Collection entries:
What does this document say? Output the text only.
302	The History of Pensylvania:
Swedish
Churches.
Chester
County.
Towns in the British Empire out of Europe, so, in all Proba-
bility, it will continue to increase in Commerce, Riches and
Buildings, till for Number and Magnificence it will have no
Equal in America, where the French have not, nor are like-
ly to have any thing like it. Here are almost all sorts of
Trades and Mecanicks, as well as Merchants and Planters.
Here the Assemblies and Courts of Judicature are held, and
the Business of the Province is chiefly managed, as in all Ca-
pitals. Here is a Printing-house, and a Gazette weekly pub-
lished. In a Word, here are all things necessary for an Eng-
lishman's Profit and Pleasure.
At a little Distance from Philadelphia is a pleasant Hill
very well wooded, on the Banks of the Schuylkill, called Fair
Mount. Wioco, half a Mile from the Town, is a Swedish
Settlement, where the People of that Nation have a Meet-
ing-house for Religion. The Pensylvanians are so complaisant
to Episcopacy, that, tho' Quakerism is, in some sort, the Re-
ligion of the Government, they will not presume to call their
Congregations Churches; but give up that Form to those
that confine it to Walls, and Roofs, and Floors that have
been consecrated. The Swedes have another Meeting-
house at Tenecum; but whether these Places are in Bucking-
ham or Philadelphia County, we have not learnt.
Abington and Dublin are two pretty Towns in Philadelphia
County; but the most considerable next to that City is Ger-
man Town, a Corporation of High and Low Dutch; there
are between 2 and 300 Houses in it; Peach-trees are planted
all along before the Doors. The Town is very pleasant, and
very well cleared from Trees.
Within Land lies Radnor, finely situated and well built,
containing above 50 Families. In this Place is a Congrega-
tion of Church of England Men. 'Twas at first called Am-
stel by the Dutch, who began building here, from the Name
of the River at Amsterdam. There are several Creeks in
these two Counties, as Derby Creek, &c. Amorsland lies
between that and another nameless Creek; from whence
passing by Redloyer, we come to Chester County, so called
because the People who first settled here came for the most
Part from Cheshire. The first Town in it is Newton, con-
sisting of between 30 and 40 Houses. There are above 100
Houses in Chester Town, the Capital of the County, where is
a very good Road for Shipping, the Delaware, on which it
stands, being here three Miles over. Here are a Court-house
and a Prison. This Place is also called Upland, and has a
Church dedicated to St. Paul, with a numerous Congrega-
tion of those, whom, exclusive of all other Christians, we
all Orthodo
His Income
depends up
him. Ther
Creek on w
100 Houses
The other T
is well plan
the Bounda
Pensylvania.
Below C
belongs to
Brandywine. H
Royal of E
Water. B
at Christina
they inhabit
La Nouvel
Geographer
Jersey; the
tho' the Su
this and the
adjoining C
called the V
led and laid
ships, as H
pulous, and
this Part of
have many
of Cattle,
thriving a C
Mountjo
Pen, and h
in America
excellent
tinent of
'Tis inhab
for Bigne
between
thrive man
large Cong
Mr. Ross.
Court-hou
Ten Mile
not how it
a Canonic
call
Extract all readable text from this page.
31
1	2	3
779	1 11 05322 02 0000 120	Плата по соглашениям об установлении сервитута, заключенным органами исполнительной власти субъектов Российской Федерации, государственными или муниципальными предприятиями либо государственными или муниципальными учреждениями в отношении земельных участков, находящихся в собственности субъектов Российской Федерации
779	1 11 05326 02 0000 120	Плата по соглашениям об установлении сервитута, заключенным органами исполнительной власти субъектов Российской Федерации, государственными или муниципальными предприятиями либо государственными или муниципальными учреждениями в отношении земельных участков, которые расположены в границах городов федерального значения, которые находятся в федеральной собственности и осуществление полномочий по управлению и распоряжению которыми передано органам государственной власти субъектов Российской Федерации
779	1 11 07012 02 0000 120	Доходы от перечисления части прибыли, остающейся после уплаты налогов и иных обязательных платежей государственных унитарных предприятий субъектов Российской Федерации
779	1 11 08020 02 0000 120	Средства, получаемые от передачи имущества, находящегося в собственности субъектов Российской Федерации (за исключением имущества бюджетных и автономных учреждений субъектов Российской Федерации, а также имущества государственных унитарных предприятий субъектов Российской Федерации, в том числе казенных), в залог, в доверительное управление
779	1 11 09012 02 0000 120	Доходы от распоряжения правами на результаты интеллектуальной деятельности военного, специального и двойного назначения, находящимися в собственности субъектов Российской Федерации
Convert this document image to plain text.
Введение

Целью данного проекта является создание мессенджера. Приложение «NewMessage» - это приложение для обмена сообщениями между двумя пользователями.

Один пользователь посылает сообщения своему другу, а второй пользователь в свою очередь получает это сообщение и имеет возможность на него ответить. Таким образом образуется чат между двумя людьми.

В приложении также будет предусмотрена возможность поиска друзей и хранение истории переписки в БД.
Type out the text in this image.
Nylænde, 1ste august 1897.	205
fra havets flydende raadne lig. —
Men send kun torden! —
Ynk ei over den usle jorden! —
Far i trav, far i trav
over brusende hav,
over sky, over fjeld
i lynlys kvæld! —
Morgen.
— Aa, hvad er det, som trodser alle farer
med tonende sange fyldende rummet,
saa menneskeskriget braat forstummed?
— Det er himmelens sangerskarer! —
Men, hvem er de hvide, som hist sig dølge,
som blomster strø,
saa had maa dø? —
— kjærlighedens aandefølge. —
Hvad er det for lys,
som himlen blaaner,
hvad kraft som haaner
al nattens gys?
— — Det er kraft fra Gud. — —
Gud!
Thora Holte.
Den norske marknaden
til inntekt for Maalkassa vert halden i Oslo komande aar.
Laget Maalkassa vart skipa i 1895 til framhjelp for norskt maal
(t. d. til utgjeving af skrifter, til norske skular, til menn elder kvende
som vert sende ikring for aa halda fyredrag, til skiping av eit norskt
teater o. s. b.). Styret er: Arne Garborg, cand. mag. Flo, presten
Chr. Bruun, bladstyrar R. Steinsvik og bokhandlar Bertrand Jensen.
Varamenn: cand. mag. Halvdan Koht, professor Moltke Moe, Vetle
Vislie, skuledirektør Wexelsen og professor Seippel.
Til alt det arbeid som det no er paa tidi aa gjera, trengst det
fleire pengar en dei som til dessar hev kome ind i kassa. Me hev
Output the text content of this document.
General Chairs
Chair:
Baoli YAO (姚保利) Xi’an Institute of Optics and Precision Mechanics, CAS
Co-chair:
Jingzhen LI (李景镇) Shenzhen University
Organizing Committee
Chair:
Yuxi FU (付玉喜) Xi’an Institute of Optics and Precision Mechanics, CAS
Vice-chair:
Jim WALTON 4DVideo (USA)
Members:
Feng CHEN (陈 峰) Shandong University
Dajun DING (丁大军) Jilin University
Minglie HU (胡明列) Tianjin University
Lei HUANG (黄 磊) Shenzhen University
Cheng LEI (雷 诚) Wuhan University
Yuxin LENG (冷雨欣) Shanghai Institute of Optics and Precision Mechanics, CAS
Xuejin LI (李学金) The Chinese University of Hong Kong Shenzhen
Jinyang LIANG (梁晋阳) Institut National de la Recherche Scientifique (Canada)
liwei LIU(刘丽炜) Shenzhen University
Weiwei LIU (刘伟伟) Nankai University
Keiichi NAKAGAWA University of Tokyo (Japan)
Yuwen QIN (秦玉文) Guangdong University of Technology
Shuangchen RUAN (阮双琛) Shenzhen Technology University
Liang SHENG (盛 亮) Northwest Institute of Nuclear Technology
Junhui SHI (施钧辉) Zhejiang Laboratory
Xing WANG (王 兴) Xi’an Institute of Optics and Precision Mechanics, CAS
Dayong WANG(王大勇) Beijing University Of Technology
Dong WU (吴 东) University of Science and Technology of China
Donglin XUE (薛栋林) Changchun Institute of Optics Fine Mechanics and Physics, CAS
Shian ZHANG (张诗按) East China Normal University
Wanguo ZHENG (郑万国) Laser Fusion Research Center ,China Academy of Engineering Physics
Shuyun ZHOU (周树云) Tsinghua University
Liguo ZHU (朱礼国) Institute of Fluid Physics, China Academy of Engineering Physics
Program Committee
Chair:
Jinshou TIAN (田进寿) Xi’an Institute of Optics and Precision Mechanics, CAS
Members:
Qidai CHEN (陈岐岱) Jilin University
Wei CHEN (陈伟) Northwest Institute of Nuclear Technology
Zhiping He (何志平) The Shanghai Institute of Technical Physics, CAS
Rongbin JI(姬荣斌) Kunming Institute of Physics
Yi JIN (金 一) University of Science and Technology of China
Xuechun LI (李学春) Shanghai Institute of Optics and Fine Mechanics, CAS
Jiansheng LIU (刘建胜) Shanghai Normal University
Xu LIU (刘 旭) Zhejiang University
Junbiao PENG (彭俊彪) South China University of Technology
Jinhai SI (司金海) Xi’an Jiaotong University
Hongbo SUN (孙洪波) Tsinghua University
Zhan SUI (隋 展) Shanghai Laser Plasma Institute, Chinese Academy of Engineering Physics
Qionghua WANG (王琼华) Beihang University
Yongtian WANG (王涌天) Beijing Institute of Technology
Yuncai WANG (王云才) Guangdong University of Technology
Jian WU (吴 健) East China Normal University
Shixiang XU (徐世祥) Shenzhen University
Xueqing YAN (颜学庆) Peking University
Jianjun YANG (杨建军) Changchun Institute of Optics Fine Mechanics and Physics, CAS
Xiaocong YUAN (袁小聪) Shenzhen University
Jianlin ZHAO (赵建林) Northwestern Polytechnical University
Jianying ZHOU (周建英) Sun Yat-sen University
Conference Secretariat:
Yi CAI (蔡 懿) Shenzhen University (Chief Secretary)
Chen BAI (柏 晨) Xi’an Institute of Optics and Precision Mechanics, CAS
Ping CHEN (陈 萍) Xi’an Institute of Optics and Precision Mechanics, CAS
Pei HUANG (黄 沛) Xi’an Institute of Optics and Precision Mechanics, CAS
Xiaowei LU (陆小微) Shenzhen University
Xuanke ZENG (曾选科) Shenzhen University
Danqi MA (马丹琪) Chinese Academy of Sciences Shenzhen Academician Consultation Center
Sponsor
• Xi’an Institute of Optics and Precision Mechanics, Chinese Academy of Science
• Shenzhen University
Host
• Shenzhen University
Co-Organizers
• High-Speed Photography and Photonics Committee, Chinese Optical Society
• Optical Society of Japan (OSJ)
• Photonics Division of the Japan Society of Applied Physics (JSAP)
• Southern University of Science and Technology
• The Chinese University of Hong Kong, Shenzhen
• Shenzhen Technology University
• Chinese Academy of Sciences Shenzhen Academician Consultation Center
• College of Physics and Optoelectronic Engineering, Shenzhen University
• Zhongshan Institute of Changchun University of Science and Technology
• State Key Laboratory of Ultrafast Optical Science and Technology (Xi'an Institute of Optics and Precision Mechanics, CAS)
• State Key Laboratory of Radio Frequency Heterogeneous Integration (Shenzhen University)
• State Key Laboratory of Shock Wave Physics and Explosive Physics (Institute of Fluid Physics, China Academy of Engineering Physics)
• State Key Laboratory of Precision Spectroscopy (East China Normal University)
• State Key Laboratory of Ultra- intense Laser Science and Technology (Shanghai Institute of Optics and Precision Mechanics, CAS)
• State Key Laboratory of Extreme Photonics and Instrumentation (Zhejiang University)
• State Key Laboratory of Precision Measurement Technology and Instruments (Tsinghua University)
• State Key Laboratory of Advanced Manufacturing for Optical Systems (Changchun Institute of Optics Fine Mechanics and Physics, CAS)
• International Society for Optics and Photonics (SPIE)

**Goal of the exercise:**
From the listing above, pick out each line where the word "участков" appears.

**Full solution:**
779	1 11 05322 02 0000 120	Плата по соглашениям об установлении сервитута, заключенным органами исполнительной власти субъектов Российской Федерации, государственными или муниципальными предприятиями либо государственными или муниципальными учреждениями в отношении земельных участков, находящихся в собственности субъектов Российской Федерации
779	1 11 05326 02 0000 120	Плата по соглашениям об установлении сервитута, заключенным органами исполнительной власти субъектов Российской Федерации, государственными или муниципальными предприятиями либо государственными или муниципальными учреждениями в отношении земельных участков, которые расположены в границах городов федерального значения, которые находятся в федеральной собственности и осуществление полномочий по управлению и распоряжению которыми передано органам государственной власти субъектов Российской Федерации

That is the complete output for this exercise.